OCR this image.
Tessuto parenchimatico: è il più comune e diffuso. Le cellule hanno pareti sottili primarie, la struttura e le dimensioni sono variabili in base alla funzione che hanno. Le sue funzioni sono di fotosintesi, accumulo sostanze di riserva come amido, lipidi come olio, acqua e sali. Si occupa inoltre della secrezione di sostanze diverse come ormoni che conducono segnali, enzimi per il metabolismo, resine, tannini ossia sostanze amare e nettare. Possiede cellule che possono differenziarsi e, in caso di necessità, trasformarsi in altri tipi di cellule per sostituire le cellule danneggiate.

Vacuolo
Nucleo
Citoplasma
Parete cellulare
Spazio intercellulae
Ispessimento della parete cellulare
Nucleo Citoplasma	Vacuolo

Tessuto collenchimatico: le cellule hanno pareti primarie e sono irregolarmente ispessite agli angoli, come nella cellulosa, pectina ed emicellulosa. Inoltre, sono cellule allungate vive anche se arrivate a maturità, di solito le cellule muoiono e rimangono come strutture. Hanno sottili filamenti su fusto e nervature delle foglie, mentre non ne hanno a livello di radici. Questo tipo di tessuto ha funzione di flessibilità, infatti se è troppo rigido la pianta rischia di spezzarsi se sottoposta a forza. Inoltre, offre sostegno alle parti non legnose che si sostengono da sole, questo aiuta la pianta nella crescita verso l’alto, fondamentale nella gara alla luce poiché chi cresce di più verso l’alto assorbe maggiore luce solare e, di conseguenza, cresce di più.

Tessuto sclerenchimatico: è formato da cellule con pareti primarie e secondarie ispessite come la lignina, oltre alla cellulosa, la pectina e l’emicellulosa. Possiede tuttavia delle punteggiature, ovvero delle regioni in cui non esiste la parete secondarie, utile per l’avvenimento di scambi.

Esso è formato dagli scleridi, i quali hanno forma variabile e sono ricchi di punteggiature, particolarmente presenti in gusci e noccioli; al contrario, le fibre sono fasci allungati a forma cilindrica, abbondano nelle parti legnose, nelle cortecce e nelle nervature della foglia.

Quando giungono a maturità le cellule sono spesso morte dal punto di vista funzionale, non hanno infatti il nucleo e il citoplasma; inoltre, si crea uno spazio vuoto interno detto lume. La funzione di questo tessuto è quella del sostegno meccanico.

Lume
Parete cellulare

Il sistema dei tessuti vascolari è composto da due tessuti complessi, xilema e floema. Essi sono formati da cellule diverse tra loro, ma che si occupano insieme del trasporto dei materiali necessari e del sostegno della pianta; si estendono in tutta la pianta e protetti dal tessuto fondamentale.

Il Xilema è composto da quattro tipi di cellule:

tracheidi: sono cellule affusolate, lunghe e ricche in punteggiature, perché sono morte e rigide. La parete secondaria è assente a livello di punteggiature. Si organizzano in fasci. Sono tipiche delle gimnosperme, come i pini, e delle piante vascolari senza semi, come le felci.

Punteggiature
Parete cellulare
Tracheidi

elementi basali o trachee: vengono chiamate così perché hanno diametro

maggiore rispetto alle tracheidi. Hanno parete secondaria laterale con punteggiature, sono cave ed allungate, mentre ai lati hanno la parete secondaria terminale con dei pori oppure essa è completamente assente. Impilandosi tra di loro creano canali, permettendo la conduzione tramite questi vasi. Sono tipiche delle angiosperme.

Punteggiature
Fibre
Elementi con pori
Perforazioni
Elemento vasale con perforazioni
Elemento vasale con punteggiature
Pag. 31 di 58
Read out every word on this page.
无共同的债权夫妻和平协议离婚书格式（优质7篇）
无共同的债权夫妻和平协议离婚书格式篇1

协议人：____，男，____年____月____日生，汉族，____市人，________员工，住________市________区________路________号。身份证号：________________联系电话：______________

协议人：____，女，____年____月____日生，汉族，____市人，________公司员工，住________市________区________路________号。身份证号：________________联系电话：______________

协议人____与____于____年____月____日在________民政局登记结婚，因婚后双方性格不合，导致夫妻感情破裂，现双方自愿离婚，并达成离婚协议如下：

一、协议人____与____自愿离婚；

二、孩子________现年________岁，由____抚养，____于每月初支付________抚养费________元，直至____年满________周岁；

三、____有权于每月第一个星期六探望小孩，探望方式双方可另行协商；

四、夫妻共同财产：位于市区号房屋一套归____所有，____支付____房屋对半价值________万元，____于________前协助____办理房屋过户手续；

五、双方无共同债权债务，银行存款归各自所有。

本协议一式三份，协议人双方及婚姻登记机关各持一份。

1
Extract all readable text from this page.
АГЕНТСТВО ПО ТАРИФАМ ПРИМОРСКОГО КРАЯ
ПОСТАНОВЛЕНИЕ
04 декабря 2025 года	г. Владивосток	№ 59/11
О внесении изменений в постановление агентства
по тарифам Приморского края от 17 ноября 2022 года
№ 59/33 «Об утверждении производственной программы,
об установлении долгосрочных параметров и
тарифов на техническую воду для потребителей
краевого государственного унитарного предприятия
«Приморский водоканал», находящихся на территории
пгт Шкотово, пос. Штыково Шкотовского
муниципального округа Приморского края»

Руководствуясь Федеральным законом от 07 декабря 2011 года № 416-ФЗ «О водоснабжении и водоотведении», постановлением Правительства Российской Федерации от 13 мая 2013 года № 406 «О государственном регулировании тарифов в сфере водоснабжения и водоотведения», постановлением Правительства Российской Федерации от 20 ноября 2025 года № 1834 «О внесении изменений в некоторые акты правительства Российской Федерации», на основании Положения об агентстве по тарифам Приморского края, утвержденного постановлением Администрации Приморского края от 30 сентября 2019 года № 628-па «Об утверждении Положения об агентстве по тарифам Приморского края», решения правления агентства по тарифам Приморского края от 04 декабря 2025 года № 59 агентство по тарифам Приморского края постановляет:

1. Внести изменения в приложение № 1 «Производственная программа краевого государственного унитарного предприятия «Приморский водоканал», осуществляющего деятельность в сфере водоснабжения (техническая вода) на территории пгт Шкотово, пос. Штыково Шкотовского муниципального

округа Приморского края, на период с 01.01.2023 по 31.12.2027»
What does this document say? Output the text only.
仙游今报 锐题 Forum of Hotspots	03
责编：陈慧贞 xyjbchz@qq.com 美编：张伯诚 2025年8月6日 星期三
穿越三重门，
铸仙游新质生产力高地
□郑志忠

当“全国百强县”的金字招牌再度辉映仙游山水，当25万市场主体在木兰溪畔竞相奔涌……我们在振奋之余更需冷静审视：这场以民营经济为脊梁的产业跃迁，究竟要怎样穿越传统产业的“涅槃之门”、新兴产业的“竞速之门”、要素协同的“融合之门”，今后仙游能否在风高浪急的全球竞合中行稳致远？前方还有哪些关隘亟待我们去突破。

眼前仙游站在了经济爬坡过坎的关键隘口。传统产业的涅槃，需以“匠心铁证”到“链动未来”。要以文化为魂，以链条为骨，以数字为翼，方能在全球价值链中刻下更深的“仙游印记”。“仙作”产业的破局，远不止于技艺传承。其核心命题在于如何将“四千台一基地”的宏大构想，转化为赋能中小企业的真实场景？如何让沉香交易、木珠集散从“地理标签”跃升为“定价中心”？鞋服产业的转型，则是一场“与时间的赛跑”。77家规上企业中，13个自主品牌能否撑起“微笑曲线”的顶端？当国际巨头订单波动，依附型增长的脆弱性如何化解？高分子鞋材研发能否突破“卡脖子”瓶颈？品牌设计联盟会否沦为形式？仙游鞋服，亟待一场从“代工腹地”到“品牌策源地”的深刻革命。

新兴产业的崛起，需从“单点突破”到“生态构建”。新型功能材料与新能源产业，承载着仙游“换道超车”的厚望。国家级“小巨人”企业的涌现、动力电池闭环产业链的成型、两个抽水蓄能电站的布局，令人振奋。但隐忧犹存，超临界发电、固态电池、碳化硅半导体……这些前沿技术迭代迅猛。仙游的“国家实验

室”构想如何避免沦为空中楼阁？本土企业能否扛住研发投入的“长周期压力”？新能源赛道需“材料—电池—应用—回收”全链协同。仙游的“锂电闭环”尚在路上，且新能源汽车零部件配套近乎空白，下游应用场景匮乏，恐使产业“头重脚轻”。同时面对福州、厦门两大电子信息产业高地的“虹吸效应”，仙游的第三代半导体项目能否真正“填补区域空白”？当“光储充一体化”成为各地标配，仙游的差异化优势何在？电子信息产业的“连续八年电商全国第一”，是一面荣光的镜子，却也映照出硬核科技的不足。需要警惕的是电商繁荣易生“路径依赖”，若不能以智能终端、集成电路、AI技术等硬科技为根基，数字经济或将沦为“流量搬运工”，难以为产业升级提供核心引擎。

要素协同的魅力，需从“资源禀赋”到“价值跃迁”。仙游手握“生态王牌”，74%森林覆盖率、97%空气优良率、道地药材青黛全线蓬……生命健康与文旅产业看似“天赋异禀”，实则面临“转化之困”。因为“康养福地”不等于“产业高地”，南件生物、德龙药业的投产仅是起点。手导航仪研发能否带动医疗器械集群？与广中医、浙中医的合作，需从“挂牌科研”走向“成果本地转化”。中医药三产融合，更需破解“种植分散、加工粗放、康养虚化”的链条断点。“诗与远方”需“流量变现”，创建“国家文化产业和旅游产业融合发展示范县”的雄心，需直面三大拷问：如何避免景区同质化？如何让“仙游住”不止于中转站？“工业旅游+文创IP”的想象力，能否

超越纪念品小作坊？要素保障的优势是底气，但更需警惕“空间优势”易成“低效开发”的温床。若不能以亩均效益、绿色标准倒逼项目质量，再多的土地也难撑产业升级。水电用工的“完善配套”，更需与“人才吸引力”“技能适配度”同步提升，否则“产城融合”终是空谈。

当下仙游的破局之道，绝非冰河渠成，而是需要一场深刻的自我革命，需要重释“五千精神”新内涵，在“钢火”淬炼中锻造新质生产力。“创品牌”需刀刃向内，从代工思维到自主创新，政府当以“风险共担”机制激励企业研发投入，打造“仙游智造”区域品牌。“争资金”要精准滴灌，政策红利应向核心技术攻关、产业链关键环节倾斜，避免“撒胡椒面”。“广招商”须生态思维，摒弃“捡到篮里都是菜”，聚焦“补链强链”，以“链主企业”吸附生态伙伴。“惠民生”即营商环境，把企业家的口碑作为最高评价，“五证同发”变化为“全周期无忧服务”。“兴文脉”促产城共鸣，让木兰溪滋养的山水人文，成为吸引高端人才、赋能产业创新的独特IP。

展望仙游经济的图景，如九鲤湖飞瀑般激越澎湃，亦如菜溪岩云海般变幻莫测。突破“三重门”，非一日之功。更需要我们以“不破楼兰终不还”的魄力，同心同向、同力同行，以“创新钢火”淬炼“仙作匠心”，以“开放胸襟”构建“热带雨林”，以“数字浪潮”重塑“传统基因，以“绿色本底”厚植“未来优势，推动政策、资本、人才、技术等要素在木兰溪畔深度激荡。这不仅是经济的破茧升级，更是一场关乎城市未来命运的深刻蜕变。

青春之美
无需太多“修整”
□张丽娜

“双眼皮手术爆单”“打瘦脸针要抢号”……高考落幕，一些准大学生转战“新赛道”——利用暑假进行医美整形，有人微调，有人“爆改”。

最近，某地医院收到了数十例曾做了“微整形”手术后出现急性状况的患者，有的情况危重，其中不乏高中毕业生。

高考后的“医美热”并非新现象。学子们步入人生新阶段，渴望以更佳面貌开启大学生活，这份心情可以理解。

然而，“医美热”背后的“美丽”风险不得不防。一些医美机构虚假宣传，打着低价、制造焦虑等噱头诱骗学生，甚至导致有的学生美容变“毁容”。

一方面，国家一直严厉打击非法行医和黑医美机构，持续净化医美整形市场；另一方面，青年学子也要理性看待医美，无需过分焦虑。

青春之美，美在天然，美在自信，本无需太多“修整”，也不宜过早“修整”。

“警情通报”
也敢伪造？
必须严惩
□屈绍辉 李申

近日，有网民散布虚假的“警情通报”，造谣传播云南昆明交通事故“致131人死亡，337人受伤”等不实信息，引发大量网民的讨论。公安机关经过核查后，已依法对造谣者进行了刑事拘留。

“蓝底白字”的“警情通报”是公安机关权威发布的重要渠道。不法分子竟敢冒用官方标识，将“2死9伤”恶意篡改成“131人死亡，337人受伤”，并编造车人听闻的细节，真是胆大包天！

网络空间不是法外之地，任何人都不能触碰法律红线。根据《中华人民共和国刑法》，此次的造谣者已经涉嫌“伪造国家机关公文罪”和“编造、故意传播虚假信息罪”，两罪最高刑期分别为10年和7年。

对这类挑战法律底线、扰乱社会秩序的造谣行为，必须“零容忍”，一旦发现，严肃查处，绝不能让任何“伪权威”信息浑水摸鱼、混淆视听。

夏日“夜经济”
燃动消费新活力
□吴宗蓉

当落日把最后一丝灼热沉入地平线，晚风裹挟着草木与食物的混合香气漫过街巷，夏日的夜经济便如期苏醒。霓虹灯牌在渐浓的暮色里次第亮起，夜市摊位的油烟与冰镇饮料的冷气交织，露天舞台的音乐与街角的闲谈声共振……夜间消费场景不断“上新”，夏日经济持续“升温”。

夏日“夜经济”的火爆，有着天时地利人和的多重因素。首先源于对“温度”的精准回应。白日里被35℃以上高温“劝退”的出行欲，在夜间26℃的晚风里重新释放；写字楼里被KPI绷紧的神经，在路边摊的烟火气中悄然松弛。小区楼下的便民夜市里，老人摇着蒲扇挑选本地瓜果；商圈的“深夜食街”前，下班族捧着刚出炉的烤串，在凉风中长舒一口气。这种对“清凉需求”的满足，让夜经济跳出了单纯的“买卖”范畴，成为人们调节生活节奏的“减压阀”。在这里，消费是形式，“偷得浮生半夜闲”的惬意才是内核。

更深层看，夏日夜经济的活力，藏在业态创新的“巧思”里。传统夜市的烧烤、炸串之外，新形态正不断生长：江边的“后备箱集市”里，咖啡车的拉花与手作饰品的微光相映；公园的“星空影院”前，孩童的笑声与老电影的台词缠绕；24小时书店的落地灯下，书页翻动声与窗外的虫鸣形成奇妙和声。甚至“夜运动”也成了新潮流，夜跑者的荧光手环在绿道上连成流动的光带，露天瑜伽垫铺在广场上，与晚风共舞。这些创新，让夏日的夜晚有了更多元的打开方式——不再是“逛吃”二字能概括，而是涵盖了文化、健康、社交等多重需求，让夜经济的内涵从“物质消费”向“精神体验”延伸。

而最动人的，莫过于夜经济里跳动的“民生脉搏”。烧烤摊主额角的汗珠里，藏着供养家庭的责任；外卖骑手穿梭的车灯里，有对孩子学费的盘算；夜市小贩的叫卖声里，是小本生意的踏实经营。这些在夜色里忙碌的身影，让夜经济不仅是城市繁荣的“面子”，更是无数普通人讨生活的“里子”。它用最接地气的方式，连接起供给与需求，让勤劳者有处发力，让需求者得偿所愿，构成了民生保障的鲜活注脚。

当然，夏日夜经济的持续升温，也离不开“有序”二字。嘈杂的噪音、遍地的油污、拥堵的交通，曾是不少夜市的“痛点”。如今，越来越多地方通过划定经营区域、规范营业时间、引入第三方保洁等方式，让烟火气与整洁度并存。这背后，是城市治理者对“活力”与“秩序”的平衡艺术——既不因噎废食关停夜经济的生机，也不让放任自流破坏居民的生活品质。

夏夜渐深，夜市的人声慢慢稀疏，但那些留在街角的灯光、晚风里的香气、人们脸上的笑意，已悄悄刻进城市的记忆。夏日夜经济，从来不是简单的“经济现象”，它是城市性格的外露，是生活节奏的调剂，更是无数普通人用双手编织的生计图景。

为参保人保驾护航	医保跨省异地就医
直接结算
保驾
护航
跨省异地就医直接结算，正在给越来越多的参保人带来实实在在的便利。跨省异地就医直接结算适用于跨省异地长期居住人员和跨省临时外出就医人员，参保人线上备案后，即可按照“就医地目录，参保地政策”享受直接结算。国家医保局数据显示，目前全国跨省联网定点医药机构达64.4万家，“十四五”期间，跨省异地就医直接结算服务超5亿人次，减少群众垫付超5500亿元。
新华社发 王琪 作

* _WHAT YOU ARE ASKED TO DO_
Return each line that includes "утверждении".

* _FINISHED TASK_
№ 59/33 «Об утверждении производственной программы,
Руководствуясь Федеральным законом от 07 декабря 2011 года № 416-ФЗ «О водоснабжении и водоотведении», постановлением Правительства Российской Федерации от 13 мая 2013 года № 406 «О государственном регулировании тарифов в сфере водоснабжения и водоотведения», постановлением Правительства Российской Федерации от 20 ноября 2025 года № 1834 «О внесении изменений в некоторые акты правительства Российской Федерации», на основании Положения об агентстве по тарифам Приморского края, утвержденного постановлением Администрации Приморского края от 30 сентября 2019 года № 628-па «Об утверждении Положения об агентстве по тарифам Приморского края», решения правления агентства по тарифам Приморского края от 04 декабря 2025 года № 59 агентство по тарифам Приморского края постановляет:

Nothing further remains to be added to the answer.